**Short problem**. Collect the lines of the entries where "only" shows up.

**Supplied records**.
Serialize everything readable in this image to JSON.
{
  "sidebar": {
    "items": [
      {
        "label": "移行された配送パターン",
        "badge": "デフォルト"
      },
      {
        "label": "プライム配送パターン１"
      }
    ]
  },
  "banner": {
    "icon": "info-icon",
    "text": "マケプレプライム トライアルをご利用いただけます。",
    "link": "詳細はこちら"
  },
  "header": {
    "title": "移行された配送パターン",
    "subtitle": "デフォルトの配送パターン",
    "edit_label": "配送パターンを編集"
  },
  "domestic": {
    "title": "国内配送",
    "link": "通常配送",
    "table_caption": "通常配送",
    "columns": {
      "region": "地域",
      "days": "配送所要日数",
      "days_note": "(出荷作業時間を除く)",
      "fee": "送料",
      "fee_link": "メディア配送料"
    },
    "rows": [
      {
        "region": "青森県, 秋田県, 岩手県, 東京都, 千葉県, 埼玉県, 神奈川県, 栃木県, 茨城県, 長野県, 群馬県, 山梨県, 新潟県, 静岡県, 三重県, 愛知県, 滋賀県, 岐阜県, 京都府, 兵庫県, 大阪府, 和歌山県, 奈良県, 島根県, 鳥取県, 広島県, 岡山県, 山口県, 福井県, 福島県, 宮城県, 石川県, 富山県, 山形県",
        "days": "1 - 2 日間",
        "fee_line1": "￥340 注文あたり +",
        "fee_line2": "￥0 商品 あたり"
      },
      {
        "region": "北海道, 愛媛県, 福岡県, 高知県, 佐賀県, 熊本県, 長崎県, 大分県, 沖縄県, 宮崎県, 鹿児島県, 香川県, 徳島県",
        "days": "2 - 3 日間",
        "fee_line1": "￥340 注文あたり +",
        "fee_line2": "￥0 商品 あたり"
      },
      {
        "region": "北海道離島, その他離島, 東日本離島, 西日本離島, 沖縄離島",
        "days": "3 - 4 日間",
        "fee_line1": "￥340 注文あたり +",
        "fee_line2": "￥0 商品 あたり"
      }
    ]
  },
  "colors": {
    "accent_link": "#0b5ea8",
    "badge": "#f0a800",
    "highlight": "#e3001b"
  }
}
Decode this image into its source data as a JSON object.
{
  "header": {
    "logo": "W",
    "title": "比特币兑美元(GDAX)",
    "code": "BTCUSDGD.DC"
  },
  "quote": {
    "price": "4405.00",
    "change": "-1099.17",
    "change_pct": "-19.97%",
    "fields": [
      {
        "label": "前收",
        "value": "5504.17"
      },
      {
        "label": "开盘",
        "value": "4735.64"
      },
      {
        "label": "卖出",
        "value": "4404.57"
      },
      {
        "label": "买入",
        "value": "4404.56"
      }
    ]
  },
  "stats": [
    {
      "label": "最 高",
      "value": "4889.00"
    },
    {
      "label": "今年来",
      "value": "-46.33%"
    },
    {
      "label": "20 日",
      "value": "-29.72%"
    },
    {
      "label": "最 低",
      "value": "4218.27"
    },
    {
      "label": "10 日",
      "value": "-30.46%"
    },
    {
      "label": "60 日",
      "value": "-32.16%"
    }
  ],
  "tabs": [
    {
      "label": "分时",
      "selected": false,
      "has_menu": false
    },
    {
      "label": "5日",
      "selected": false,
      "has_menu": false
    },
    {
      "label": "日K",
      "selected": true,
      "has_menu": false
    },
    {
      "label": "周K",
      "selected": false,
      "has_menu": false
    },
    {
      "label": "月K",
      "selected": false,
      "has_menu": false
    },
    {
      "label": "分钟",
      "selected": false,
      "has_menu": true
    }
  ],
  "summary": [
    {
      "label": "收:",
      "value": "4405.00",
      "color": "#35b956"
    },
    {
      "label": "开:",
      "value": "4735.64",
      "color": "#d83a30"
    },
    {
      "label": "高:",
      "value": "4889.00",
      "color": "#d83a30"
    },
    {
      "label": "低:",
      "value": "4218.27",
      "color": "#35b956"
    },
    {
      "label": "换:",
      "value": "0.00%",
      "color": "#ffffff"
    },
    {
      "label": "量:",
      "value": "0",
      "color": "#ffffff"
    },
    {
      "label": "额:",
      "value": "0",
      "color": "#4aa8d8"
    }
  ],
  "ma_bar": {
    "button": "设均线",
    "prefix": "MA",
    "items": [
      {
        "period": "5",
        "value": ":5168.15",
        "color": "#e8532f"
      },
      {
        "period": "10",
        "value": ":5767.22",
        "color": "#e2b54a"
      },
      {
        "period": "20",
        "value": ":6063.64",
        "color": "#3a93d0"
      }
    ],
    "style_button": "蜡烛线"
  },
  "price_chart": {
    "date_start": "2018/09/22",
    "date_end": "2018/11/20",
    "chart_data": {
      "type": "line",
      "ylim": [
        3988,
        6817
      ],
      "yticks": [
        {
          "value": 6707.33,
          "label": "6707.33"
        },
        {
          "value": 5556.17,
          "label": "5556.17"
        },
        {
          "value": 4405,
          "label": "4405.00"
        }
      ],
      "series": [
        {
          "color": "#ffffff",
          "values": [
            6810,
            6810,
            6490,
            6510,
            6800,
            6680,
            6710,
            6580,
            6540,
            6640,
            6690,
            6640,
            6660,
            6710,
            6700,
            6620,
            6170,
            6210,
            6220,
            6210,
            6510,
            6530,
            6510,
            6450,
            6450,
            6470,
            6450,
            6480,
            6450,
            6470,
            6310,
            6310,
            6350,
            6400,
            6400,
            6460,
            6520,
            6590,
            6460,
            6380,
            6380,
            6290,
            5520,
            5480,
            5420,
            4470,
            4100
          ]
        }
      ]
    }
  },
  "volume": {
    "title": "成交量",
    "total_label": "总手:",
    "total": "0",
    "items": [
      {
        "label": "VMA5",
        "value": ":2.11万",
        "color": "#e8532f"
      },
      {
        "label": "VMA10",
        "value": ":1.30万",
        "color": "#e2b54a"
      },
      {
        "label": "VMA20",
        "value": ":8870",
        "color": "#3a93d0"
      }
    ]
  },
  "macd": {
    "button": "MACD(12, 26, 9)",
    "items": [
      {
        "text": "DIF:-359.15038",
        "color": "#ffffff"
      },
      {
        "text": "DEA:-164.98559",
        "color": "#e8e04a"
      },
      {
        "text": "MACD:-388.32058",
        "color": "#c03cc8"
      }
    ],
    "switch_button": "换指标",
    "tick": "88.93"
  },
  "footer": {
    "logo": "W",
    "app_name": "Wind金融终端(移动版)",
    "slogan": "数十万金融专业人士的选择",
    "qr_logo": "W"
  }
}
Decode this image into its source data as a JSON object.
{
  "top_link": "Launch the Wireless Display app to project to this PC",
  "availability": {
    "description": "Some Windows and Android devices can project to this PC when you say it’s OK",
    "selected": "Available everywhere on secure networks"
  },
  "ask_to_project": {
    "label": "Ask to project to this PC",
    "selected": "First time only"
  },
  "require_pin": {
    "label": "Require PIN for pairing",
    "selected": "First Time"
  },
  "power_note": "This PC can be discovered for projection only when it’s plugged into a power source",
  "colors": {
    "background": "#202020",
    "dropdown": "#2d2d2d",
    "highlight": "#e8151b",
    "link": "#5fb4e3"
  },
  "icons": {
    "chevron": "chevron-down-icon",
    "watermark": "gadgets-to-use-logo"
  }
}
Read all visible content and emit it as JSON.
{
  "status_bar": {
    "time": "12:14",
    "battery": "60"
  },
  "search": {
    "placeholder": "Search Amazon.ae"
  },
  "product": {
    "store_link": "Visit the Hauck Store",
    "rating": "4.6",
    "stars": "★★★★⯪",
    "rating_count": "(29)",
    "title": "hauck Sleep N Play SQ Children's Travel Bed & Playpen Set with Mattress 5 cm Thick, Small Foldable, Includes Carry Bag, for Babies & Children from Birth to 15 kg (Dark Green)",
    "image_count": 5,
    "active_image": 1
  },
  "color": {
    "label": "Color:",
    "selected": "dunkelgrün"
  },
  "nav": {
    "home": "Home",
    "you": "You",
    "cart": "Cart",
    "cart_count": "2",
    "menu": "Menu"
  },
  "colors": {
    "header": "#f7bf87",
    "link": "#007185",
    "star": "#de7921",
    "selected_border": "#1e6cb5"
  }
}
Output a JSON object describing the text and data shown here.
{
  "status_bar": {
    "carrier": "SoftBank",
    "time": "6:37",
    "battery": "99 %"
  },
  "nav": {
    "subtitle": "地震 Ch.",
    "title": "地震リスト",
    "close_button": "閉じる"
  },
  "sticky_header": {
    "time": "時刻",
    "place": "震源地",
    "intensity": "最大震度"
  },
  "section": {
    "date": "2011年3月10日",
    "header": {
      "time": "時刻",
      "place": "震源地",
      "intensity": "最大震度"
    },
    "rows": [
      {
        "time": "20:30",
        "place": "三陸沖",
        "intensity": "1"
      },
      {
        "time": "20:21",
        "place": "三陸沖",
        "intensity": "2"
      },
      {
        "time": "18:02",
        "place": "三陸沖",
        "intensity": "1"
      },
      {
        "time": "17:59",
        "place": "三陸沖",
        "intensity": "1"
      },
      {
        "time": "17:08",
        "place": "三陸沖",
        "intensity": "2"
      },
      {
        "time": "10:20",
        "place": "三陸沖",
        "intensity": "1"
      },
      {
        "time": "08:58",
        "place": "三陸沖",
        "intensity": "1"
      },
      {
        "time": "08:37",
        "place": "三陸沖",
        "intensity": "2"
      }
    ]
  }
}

**Result below**.
    "selected": "First time only"
  "power_note": "This PC can be discovered for projection only when it’s plugged into a power source",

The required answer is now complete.